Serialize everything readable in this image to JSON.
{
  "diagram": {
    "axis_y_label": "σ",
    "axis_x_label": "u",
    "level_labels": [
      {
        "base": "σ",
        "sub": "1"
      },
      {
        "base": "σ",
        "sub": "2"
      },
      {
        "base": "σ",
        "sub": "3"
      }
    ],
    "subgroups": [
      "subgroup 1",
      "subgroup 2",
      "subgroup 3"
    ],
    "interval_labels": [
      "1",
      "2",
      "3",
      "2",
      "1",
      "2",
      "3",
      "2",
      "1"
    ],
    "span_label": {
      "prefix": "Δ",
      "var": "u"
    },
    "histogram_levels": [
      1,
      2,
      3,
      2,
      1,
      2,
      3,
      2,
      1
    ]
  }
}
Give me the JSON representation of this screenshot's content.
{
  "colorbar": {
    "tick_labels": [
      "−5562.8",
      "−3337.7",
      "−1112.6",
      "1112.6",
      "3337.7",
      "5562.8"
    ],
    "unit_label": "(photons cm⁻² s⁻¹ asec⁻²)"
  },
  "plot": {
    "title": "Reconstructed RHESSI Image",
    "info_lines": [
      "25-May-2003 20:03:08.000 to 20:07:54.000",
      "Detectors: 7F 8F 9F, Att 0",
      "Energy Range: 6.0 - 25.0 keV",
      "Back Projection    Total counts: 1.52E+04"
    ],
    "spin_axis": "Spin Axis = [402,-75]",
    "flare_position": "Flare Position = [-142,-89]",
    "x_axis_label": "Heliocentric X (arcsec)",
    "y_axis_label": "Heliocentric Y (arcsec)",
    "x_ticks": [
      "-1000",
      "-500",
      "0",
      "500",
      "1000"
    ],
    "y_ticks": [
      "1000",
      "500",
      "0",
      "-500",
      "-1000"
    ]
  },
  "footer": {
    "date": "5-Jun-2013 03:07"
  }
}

# SHORT EXERCISE
A line counts if it holds the word "Heliocentric". How many lines of the entries count? Give the number only.

# WORKED SOLUTION
2